Wherever a line below holds the word "title", copy that line.

━━━━━ MATERIAL TO PROCESS

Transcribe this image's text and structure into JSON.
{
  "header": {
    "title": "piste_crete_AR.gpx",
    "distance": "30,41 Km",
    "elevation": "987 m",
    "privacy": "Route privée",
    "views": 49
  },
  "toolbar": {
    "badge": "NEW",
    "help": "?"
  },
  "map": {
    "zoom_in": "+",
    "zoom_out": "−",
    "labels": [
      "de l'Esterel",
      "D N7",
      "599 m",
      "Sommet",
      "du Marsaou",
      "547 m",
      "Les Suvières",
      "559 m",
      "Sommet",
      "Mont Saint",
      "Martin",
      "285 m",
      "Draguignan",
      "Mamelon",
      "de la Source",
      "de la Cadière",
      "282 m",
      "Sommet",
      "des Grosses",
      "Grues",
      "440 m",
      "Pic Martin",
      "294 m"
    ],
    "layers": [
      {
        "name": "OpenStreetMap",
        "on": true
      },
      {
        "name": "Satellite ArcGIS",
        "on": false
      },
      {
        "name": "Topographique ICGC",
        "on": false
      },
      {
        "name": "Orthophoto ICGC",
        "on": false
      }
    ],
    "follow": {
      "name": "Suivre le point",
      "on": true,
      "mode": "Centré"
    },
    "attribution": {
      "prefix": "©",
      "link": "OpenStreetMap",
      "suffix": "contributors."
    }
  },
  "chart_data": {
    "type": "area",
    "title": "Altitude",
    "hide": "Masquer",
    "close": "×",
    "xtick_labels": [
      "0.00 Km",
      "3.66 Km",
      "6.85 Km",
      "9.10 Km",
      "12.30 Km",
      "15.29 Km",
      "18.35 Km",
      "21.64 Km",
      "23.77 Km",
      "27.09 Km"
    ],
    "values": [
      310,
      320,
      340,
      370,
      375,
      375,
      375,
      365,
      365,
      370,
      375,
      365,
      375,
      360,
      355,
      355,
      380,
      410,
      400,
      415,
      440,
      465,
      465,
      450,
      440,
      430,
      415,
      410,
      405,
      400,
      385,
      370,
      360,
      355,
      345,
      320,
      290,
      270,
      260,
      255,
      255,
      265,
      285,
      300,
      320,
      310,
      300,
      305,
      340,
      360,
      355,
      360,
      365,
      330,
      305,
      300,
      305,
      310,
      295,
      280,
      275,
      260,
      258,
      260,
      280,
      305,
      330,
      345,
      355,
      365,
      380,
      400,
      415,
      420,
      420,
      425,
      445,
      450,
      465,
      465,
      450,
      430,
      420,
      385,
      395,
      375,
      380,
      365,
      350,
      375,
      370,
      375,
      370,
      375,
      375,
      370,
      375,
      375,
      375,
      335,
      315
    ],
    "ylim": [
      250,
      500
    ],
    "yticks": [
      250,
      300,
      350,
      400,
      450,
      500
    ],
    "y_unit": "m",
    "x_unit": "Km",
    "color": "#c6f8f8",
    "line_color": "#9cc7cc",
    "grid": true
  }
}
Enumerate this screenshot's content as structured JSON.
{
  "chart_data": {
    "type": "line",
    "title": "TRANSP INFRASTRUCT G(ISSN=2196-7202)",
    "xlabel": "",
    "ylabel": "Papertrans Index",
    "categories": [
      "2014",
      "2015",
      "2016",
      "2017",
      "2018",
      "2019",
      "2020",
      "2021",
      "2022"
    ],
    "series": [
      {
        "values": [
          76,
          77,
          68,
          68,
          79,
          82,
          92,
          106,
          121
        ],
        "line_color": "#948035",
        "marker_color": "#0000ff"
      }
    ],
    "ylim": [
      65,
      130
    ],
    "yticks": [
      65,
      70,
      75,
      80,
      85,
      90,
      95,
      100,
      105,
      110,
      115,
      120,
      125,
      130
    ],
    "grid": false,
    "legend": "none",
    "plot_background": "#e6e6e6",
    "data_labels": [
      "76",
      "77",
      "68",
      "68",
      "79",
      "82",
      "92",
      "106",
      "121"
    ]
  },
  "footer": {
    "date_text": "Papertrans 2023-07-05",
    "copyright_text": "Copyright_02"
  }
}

━━━━━━━━━━

RESPONSE TO THE EXERCISE —
    "title": "piste_crete_AR.gpx",
    "title": "Altitude",
    "title": "TRANSP INFRASTRUCT G(ISSN=2196-7202)",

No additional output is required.